───── DATA ENTRIES
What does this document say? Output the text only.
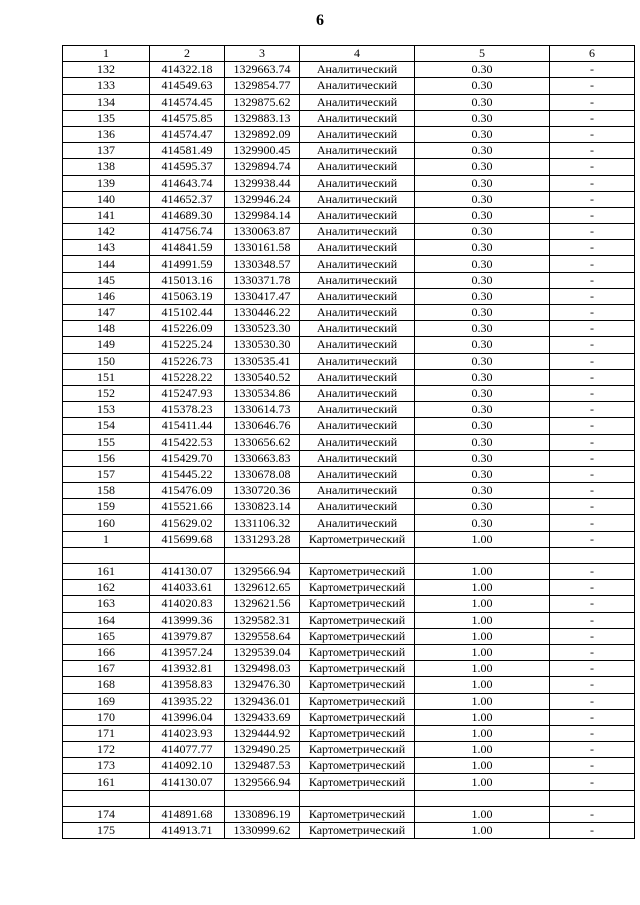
6
1	2	3	4	5	6
132	414322.18	1329663.74	Аналитический	0.30	-
133	414549.63	1329854.77	Аналитический	0.30	-
134	414574.45	1329875.62	Аналитический	0.30	-
135	414575.85	1329883.13	Аналитический	0.30	-
136	414574.47	1329892.09	Аналитический	0.30	-
137	414581.49	1329900.45	Аналитический	0.30	-
138	414595.37	1329894.74	Аналитический	0.30	-
139	414643.74	1329938.44	Аналитический	0.30	-
140	414652.37	1329946.24	Аналитический	0.30	-
141	414689.30	1329984.14	Аналитический	0.30	-
142	414756.74	1330063.87	Аналитический	0.30	-
143	414841.59	1330161.58	Аналитический	0.30	-
144	414991.59	1330348.57	Аналитический	0.30	-
145	415013.16	1330371.78	Аналитический	0.30	-
146	415063.19	1330417.47	Аналитический	0.30	-
147	415102.44	1330446.22	Аналитический	0.30	-
148	415226.09	1330523.30	Аналитический	0.30	-
149	415225.24	1330530.30	Аналитический	0.30	-
150	415226.73	1330535.41	Аналитический	0.30	-
151	415228.22	1330540.52	Аналитический	0.30	-
152	415247.93	1330534.86	Аналитический	0.30	-
153	415378.23	1330614.73	Аналитический	0.30	-
154	415411.44	1330646.76	Аналитический	0.30	-
155	415422.53	1330656.62	Аналитический	0.30	-
156	415429.70	1330663.83	Аналитический	0.30	-
157	415445.22	1330678.08	Аналитический	0.30	-
158	415476.09	1330720.36	Аналитический	0.30	-
159	415521.66	1330823.14	Аналитический	0.30	-
160	415629.02	1331106.32	Аналитический	0.30	-
1	415699.68	1331293.28	Картометрический	1.00	-

161	414130.07	1329566.94	Картометрический	1.00	-
162	414033.61	1329612.65	Картометрический	1.00	-
163	414020.83	1329621.56	Картометрический	1.00	-
164	413999.36	1329582.31	Картометрический	1.00	-
165	413979.87	1329558.64	Картометрический	1.00	-
166	413957.24	1329539.04	Картометрический	1.00	-
167	413932.81	1329498.03	Картометрический	1.00	-
168	413958.83	1329476.30	Картометрический	1.00	-
169	413935.22	1329436.01	Картометрический	1.00	-
170	413996.04	1329433.69	Картометрический	1.00	-
171	414023.93	1329444.92	Картометрический	1.00	-
172	414077.77	1329490.25	Картометрический	1.00	-
173	414092.10	1329487.53	Картометрический	1.00	-
161	414130.07	1329566.94	Картометрический	1.00	-

174	414891.68	1330896.19	Картометрический	1.00	-
175	414913.71	1330999.62	Картометрический	1.00	-
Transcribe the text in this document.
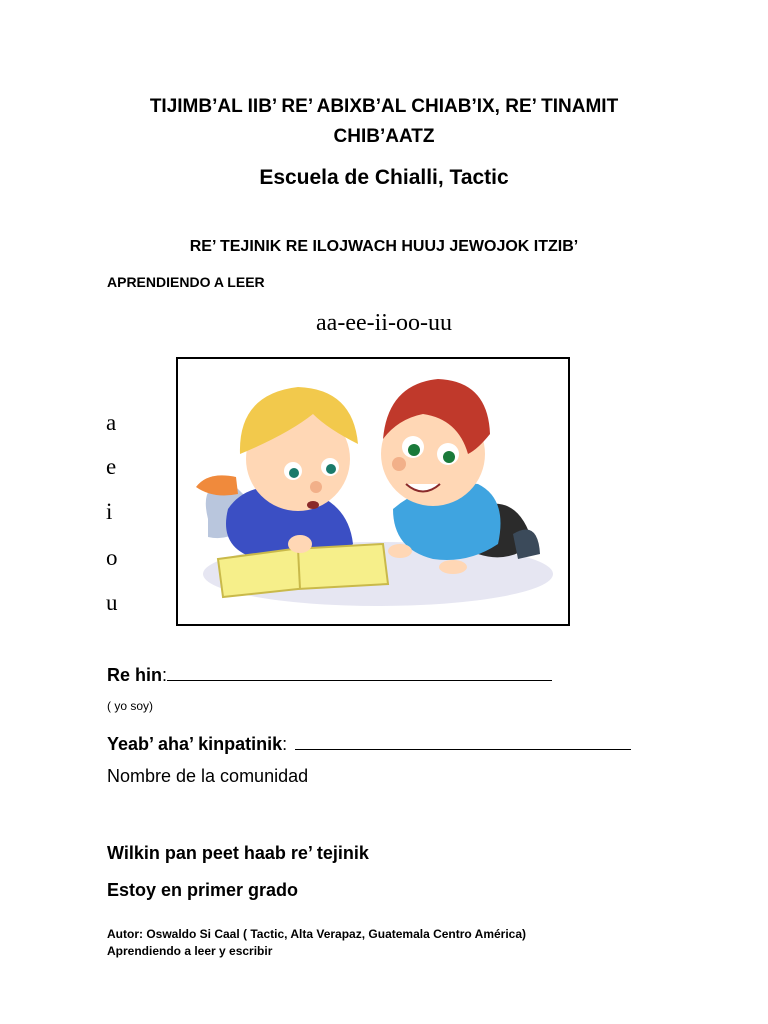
TIJIMB’AL IIB’ RE’ ABIXB’AL CHIAB’IX, RE’ TINAMIT
CHIB’AATZ
Escuela de Chialli, Tactic
RE’ TEJINIK RE ILOJWACH HUUJ JEWOJOK ITZIB’
APRENDIENDO A LEER
aa-ee-ii-oo-uu
a
e
i
o
u
Re hin:
( yo soy)
Yeab’ aha’ kinpatinik:
Nombre de la comunidad
Wilkin pan peet haab re’ tejinik
Estoy en primer grado
Autor: Oswaldo Si Caal ( Tactic, Alta Verapaz, Guatemala Centro América)
Aprendiendo a leer y escribir
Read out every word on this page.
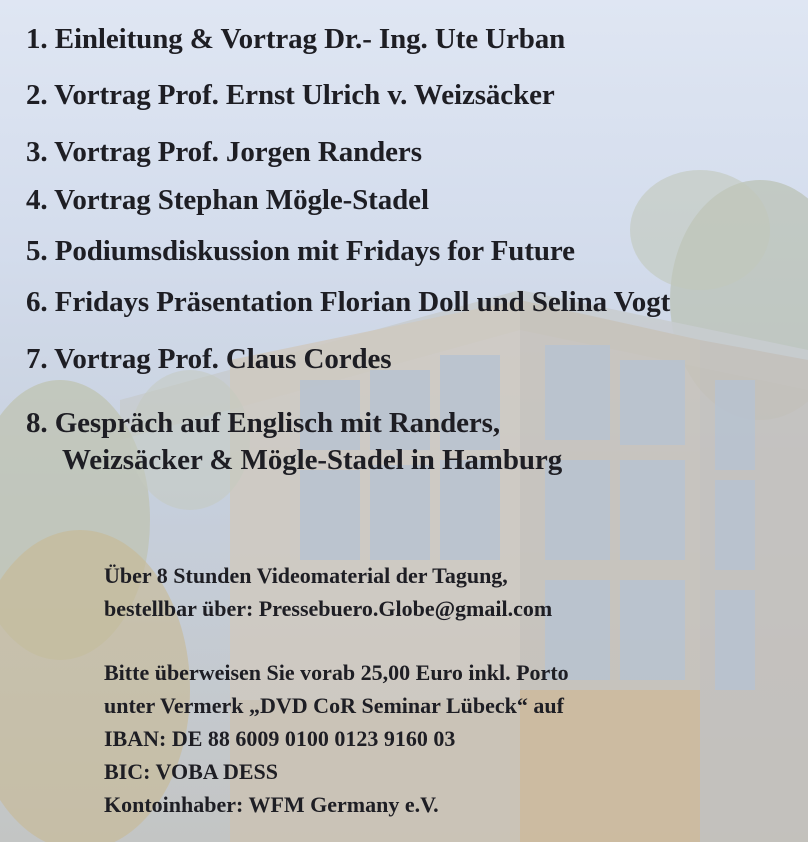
1. Einleitung & Vortrag Dr.- Ing. Ute Urban
2. Vortrag Prof. Ernst Ulrich v. Weizsäcker
3. Vortrag Prof. Jorgen Randers
4. Vortrag Stephan Mögle-Stadel
5. Podiumsdiskussion mit Fridays for Future
6. Fridays Präsentation Florian Doll und Selina Vogt
7. Vortrag Prof. Claus Cordes
8. Gespräch auf Englisch mit Randers,
Weizsäcker & Mögle-Stadel in Hamburg
Über 8 Stunden Videomaterial der Tagung,
bestellbar über: Pressebuero.Globe@gmail.com
Bitte überweisen Sie vorab 25,00 Euro inkl. Porto
unter Vermerk „DVD CoR Seminar Lübeck“ auf
IBAN: DE 88 6009 0100 0123 9160 03
BIC: VOBA DESS
Kontoinhaber: WFM Germany e.V.
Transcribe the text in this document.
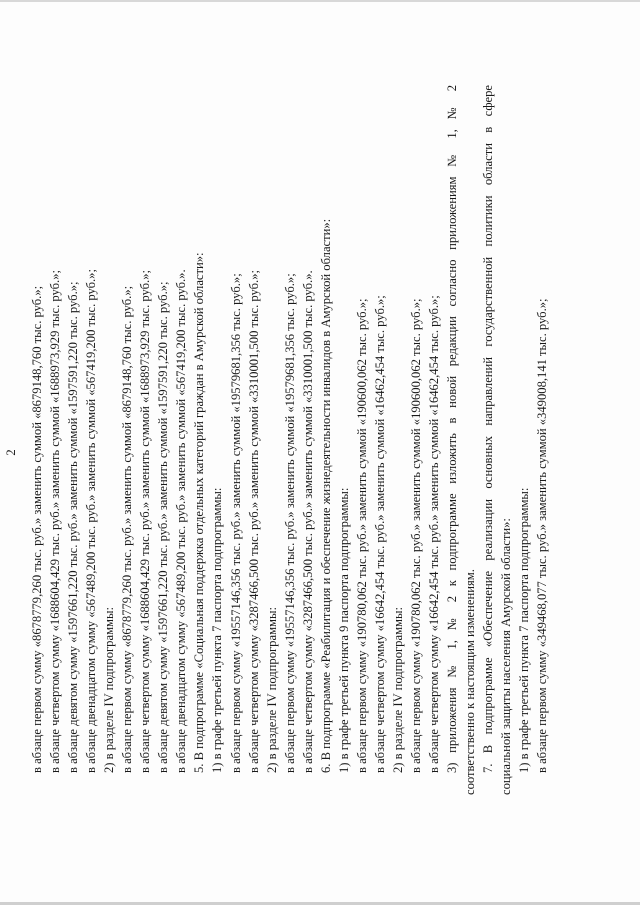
2 в абзаце первом сумму «8678779,260 тыс. руб.» заменить суммой «8679148,760 тыс. руб.»; в абзаце четвертом сумму «1688604,429 тыс. руб.» заменить суммой «1688973,929 тыс. руб.»; в абзаце девятом сумму «1597661,220 тыс. руб.» заменить суммой «1597591,220 тыс. руб.»; в абзаце двенадцатом сумму «567489,200 тыс. руб.» заменить суммой «567419,200 тыс. руб.»; 2) в разделе IV подпрограммы: в абзаце первом сумму «8678779,260 тыс. руб.» заменить суммой «8679148,760 тыс. руб.»; в абзаце четвертом сумму «1688604,429 тыс. руб.» заменить суммой «1688973,929 тыс. руб.»; в абзаце девятом сумму «1597661,220 тыс. руб.» заменить суммой «1597591,220 тыс. руб.»; в абзаце двенадцатом сумму «567489,200 тыс. руб.» заменить суммой «567419,200 тыс. руб.». 5. В подпрограмме «Социальная поддержка отдельных категорий граждан в Амурской области»: 1) в графе третьей пункта 7 паспорта подпрограммы: в абзаце первом сумму «19557146,356 тыс. руб.» заменить суммой «19579681,356 тыс. руб.»; в абзаце четвертом сумму «3287466,500 тыс. руб.» заменить суммой «3310001,500 тыс. руб.»; 2) в разделе IV подпрограммы: в абзаце первом сумму «19557146,356 тыс. руб.» заменить суммой «19579681,356 тыс. руб.»; в абзаце четвертом сумму «3287466,500 тыс. руб.» заменить суммой «3310001,500 тыс. руб.». 6. В подпрограмме «Реабилитация и обеспечение жизнедеятельности инвалидов в Амурской области»: 1) в графе третьей пункта 9 паспорта подпрограммы: в абзаце первом сумму «190780,062 тыс. руб.» заменить суммой «190600,062 тыс. руб.»; в абзаце четвертом сумму «16642,454 тыс. руб.» заменить суммой «16462,454 тыс. руб.»; 2) в разделе IV подпрограммы: в абзаце первом сумму «190780,062 тыс. руб.» заменить суммой «190600,062 тыс. руб.»; в абзаце четвертом сумму «16642,454 тыс. руб.» заменить суммой «16462,454 тыс. руб.»; 3) приложения № 1, № 2 к подпрограмме изложить в новой редакции согласно приложениям № 1, № 2 соответственно к настоящим изменениям. 7. В подпрограмме «Обеспечение реализации основных направлений государственной политики области в сфере социальной защиты населения Амурской области»: 1) в графе третьей пункта 7 паспорта подпрограммы: в абзаце первом сумму «349468,077 тыс. руб.» заменить суммой «349008,141 тыс. руб.»;
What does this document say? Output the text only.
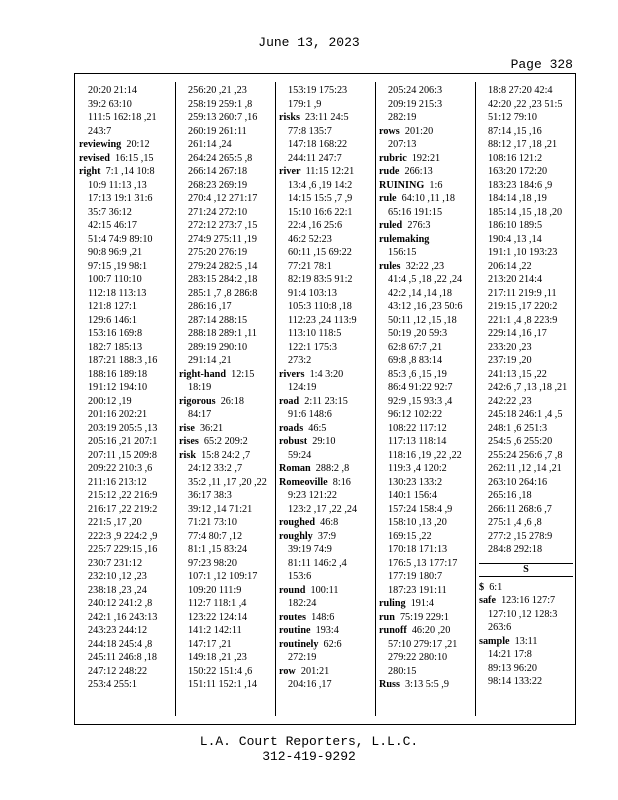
June 13, 2023
Page 328
20:20 21:14
39:2 63:10
111:5 162:18 ,21
243:7
reviewing  20:12
revised  16:15 ,15
right  7:1 ,14 10:8
10:9 11:13 ,13
17:13 19:1 31:6
35:7 36:12
42:15 46:17
51:4 74:9 89:10
90:8 96:9 ,21
97:15 ,19 98:1
100:7 110:10
112:18 113:13
121:8 127:1
129:6 146:1
153:16 169:8
182:7 185:13
187:21 188:3 ,16
188:16 189:18
191:12 194:10
200:12 ,19
201:16 202:21
203:19 205:5 ,13
205:16 ,21 207:1
207:11 ,15 209:8
209:22 210:3 ,6
211:16 213:12
215:12 ,22 216:9
216:17 ,22 219:2
221:5 ,17 ,20
222:3 ,9 224:2 ,9
225:7 229:15 ,16
230:7 231:12
232:10 ,12 ,23
238:18 ,23 ,24
240:12 241:2 ,8
242:1 ,16 243:13
243:23 244:12
244:18 245:4 ,8
245:11 246:8 ,18
247:12 248:22
253:4 255:1
256:20 ,21 ,23
258:19 259:1 ,8
259:13 260:7 ,16
260:19 261:11
261:14 ,24
264:24 265:5 ,8
266:14 267:18
268:23 269:19
270:4 ,12 271:17
271:24 272:10
272:12 273:7 ,15
274:9 275:11 ,19
275:20 276:19
279:24 282:5 ,14
283:15 284:2 ,18
285:1 ,7 ,8 286:8
286:16 ,17
287:14 288:15
288:18 289:1 ,11
289:19 290:10
291:14 ,21
right-hand  12:15
18:19
rigorous  26:18
84:17
rise  36:21
rises  65:2 209:2
risk  15:8 24:2 ,7
24:12 33:2 ,7
35:2 ,11 ,17 ,20 ,22
36:17 38:3
39:12 ,14 71:21
71:21 73:10
77:4 80:7 ,12
81:1 ,15 83:24
97:23 98:20
107:1 ,12 109:17
109:20 111:9
112:7 118:1 ,4
123:22 124:14
141:2 142:11
147:17 ,21
149:18 ,21 ,23
150:22 151:4 ,6
151:11 152:1 ,14
153:19 175:23
179:1 ,9
risks  23:11 24:5
77:8 135:7
147:18 168:22
244:11 247:7
river  11:15 12:21
13:4 ,6 ,19 14:2
14:15 15:5 ,7 ,9
15:10 16:6 22:1
22:4 ,16 25:6
46:2 52:23
60:11 ,15 69:22
77:21 78:1
82:19 83:5 91:2
91:4 103:13
105:3 110:8 ,18
112:23 ,24 113:9
113:10 118:5
122:1 175:3
273:2
rivers  1:4 3:20
124:19
road  2:11 23:15
91:6 148:6
roads  46:5
robust  29:10
59:24
Roman  288:2 ,8
Romeoville  8:16
9:23 121:22
123:2 ,17 ,22 ,24
roughed  46:8
roughly  37:9
39:19 74:9
81:11 146:2 ,4
153:6
round  100:11
182:24
routes  148:6
routine  193:4
routinely  62:6
272:19
row  201:21
204:16 ,17
205:24 206:3
209:19 215:3
282:19
rows  201:20
207:13
rubric  192:21
rude  266:13
RUINING  1:6
rule  64:10 ,11 ,18
65:16 191:15
ruled  276:3
rulemaking
156:15
rules  32:22 ,23
41:4 ,5 ,18 ,22 ,24
42:2 ,14 ,14 ,18
43:12 ,16 ,23 50:6
50:11 ,12 ,15 ,18
50:19 ,20 59:3
62:8 67:7 ,21
69:8 ,8 83:14
85:3 ,6 ,15 ,19
86:4 91:22 92:7
92:9 ,15 93:3 ,4
96:12 102:22
108:22 117:12
117:13 118:14
118:16 ,19 ,22 ,22
119:3 ,4 120:2
130:23 133:2
140:1 156:4
157:24 158:4 ,9
158:10 ,13 ,20
169:15 ,22
170:18 171:13
176:5 ,13 177:17
177:19 180:7
187:23 191:11
ruling  191:4
run  75:19 229:1
runoff  46:20 ,20
57:10 279:17 ,21
279:22 280:10
280:15
Russ  3:13 5:5 ,9
18:8 27:20 42:4
42:20 ,22 ,23 51:5
51:12 79:10
87:14 ,15 ,16
88:12 ,17 ,18 ,21
108:16 121:2
163:20 172:20
183:23 184:6 ,9
184:14 ,18 ,19
185:14 ,15 ,18 ,20
186:10 189:5
190:4 ,13 ,14
191:1 ,10 193:23
206:14 ,22
213:20 214:4
217:11 219:9 ,11
219:15 ,17 220:2
221:1 ,4 ,8 223:9
229:14 ,16 ,17
233:20 ,23
237:19 ,20
241:13 ,15 ,22
242:6 ,7 ,13 ,18 ,21
242:22 ,23
245:18 246:1 ,4 ,5
248:1 ,6 251:3
254:5 ,6 255:20
255:24 256:6 ,7 ,8
262:11 ,12 ,14 ,21
263:10 264:16
265:16 ,18
266:11 268:6 ,7
275:1 ,4 ,6 ,8
277:2 ,15 278:9
284:8 292:18
S
$  6:1
safe  123:16 127:7
127:10 ,12 128:3
263:6
sample  13:11
14:21 17:8
89:13 96:20
98:14 133:22
L.A. Court Reporters, L.L.C.
312-419-9292
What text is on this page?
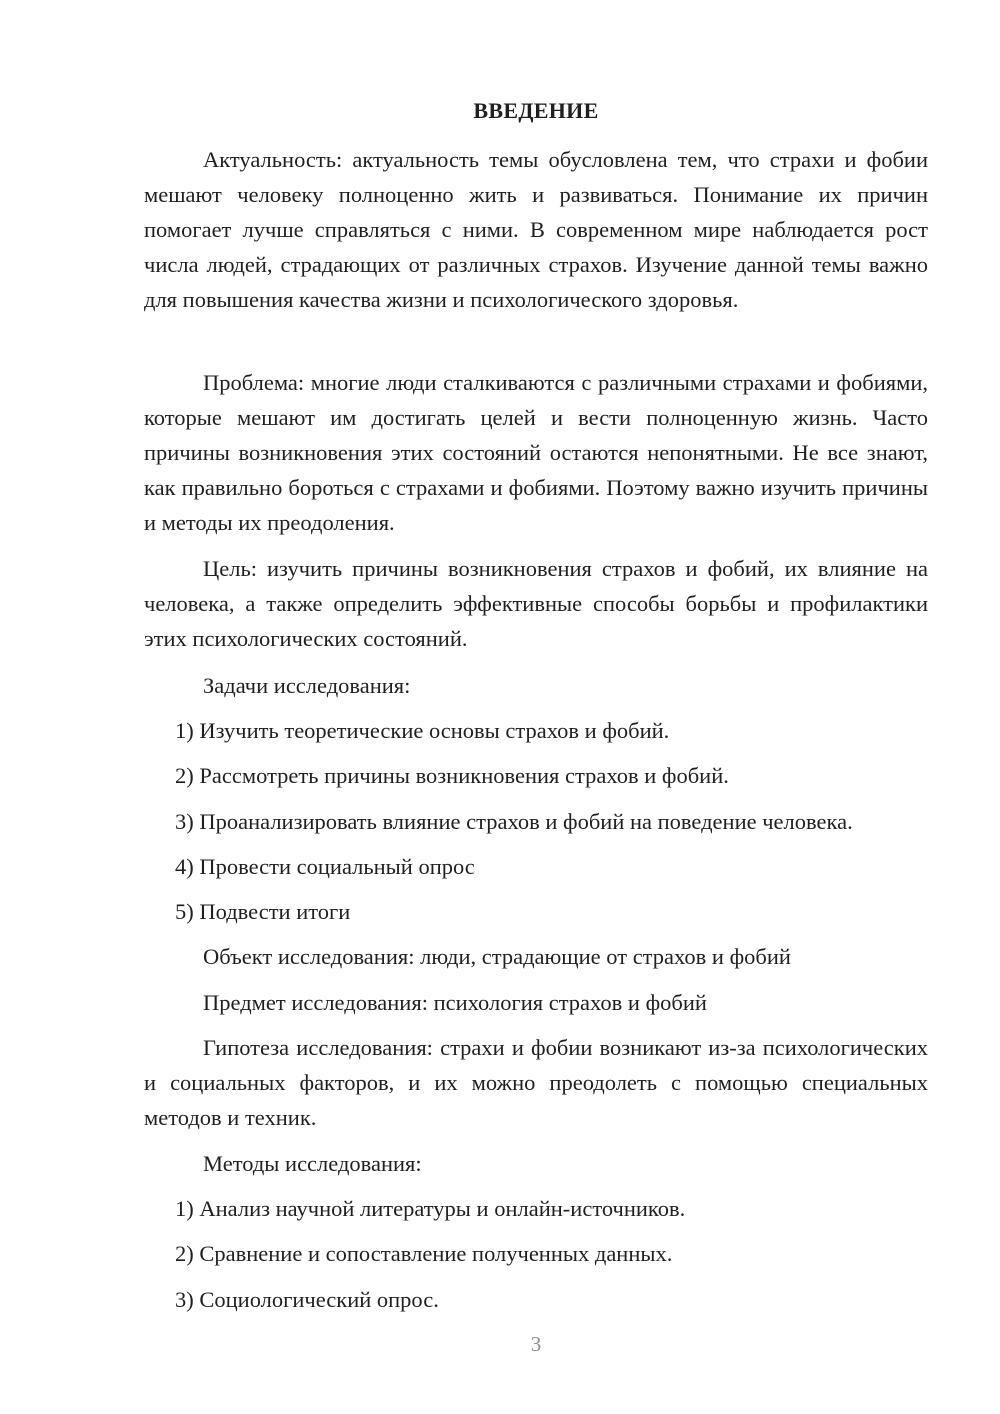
ВВЕДЕНИЕ

Актуальность: актуальность темы обусловлена тем, что страхи и фобии мешают человеку полноценно жить и развиваться. Понимание их причин помогает лучше справляться с ними. В современном мире наблюдается рост числа людей, страдающих от различных страхов. Изучение данной темы важно для повышения качества жизни и психологического здоровья.

Проблема: многие люди сталкиваются с различными страхами и фобиями, которые мешают им достигать целей и вести полноценную жизнь. Часто причины возникновения этих состояний остаются непонятными. Не все знают, как правильно бороться с страхами и фобиями. Поэтому важно изучить причины и методы их преодоления.

Цель: изучить причины возникновения страхов и фобий, их влияние на человека, а также определить эффективные способы борьбы и профилактики этих психологических состояний.

Задачи исследования:

1) Изучить теоретические основы страхов и фобий.

2) Рассмотреть причины возникновения страхов и фобий.

3) Проанализировать влияние страхов и фобий на поведение человека.

4) Провести социальный опрос

5) Подвести итоги

Объект исследования: люди, страдающие от страхов и фобий

Предмет исследования: психология страхов и фобий

Гипотеза исследования: страхи и фобии возникают из-за психологических и социальных факторов, и их можно преодолеть с помощью специальных методов и техник.

Методы исследования:

1) Анализ научной литературы и онлайн-источников.

2) Сравнение и сопоставление полученных данных.

3) Социологический опрос.

3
──────────
### THE TASK
Beginning at the line that contains "What text is on this page?", retype each line of the data above through the very last one. Do not retype the pictures.

### RESULT OF THIS EXERCISE
What text is on this page?
ВВЕДЕНИЕ

Актуальность: актуальность темы обусловлена тем, что страхи и фобии мешают человеку полноценно жить и развиваться. Понимание их причин помогает лучше справляться с ними. В современном мире наблюдается рост числа людей, страдающих от различных страхов. Изучение данной темы важно для повышения качества жизни и психологического здоровья.

Проблема: многие люди сталкиваются с различными страхами и фобиями, которые мешают им достигать целей и вести полноценную жизнь. Часто причины возникновения этих состояний остаются непонятными. Не все знают, как правильно бороться с страхами и фобиями. Поэтому важно изучить причины и методы их преодоления.

Цель: изучить причины возникновения страхов и фобий, их влияние на человека, а также определить эффективные способы борьбы и профилактики этих психологических состояний.

Задачи исследования:

1) Изучить теоретические основы страхов и фобий.

2) Рассмотреть причины возникновения страхов и фобий.

3) Проанализировать влияние страхов и фобий на поведение человека.

4) Провести социальный опрос

5) Подвести итоги

Объект исследования: люди, страдающие от страхов и фобий

Предмет исследования: психология страхов и фобий

Гипотеза исследования: страхи и фобии возникают из-за психологических и социальных факторов, и их можно преодолеть с помощью специальных методов и техник.

Методы исследования:

1) Анализ научной литературы и онлайн-источников.

2) Сравнение и сопоставление полученных данных.

3) Социологический опрос.

3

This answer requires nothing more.